## [Problem to work on]
Filter the listing and keep only the lines with the word "upper".

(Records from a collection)
....
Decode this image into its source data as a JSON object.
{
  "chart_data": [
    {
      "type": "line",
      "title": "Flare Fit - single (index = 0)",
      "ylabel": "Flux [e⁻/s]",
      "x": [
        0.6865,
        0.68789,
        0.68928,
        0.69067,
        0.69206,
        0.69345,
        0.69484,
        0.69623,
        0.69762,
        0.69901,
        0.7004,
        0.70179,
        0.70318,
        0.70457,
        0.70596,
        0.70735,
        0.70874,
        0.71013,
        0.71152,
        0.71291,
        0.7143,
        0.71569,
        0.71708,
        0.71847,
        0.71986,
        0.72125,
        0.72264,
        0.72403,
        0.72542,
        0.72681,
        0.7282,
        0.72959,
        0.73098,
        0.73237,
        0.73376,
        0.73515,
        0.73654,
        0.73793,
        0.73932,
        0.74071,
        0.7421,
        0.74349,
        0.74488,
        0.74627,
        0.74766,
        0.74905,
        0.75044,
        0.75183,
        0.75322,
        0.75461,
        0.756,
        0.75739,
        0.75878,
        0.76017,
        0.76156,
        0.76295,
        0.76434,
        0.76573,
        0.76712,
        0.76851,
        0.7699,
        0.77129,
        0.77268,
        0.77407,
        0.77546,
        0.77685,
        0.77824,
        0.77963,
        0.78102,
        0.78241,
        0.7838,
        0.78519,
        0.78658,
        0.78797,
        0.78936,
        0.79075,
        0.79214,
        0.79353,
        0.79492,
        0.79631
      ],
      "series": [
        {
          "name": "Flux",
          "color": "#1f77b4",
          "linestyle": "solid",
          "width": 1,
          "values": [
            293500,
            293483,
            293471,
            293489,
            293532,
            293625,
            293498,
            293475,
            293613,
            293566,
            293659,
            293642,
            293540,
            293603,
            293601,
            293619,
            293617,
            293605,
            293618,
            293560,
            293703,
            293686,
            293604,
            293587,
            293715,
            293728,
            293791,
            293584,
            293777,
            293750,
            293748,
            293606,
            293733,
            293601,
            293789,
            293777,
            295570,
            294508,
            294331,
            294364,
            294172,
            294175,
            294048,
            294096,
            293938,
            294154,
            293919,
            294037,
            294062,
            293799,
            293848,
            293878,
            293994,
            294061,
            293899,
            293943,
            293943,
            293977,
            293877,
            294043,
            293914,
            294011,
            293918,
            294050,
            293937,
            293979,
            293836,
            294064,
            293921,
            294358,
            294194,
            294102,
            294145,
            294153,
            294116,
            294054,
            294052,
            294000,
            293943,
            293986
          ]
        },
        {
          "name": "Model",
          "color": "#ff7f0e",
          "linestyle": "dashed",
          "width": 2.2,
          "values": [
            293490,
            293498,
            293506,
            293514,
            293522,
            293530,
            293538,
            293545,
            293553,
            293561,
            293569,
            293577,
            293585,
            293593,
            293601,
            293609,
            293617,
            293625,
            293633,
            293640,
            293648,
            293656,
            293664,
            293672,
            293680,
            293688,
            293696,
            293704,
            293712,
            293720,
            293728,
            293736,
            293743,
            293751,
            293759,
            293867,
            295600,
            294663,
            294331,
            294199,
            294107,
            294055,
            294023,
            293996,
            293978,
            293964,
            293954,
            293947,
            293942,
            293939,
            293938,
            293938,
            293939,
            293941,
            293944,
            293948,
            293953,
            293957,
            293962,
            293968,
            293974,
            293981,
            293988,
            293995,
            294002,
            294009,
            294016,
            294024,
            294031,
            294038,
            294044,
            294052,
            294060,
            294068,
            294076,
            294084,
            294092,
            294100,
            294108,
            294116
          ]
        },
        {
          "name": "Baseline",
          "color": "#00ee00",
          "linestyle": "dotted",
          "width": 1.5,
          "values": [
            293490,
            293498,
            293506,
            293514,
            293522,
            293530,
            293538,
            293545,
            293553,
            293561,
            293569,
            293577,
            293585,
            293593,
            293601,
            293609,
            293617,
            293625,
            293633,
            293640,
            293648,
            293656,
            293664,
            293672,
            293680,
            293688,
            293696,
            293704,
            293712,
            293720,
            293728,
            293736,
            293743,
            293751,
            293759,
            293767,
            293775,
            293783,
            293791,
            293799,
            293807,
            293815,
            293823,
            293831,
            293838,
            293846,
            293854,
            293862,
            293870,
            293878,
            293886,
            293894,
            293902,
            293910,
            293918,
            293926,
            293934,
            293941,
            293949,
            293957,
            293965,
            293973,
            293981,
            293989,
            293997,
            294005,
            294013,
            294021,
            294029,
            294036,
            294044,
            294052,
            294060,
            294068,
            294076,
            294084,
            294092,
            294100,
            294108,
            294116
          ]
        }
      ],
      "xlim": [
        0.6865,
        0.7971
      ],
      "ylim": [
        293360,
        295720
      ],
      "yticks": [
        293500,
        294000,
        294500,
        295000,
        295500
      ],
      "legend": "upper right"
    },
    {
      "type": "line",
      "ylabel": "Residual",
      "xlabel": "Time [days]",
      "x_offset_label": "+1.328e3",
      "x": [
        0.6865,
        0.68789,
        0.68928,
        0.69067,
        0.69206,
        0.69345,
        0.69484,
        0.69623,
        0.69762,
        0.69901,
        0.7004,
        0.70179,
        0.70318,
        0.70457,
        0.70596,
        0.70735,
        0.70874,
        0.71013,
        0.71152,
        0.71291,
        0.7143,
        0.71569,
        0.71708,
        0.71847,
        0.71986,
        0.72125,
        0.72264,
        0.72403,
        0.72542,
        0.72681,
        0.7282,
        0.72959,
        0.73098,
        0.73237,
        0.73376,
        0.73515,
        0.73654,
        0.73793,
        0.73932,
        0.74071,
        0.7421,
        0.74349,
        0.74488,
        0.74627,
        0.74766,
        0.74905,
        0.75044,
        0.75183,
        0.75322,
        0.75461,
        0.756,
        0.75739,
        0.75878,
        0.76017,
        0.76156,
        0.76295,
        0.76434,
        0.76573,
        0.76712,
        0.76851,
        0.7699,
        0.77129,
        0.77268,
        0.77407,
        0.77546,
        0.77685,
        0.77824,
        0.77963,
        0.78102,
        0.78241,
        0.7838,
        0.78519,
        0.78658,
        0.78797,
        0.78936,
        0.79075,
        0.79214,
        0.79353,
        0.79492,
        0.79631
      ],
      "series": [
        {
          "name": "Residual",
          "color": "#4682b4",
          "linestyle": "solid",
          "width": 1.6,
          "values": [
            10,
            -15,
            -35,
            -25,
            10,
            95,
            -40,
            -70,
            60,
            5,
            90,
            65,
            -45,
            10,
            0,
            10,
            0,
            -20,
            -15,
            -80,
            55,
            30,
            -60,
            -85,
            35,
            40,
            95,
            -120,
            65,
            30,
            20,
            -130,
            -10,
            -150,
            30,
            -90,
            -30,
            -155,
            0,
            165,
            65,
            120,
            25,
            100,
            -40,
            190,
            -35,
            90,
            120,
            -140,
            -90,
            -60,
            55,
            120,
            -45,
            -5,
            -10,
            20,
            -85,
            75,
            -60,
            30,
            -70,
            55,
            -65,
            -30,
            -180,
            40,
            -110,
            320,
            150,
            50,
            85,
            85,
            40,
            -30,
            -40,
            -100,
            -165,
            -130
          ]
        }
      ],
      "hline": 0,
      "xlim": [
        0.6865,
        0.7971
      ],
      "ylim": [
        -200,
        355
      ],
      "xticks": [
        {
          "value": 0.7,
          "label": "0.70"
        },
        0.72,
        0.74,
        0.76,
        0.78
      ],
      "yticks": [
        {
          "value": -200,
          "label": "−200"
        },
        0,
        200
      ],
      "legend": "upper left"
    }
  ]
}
....
## [Task result]
      "legend": "upper right"
      "legend": "upper left"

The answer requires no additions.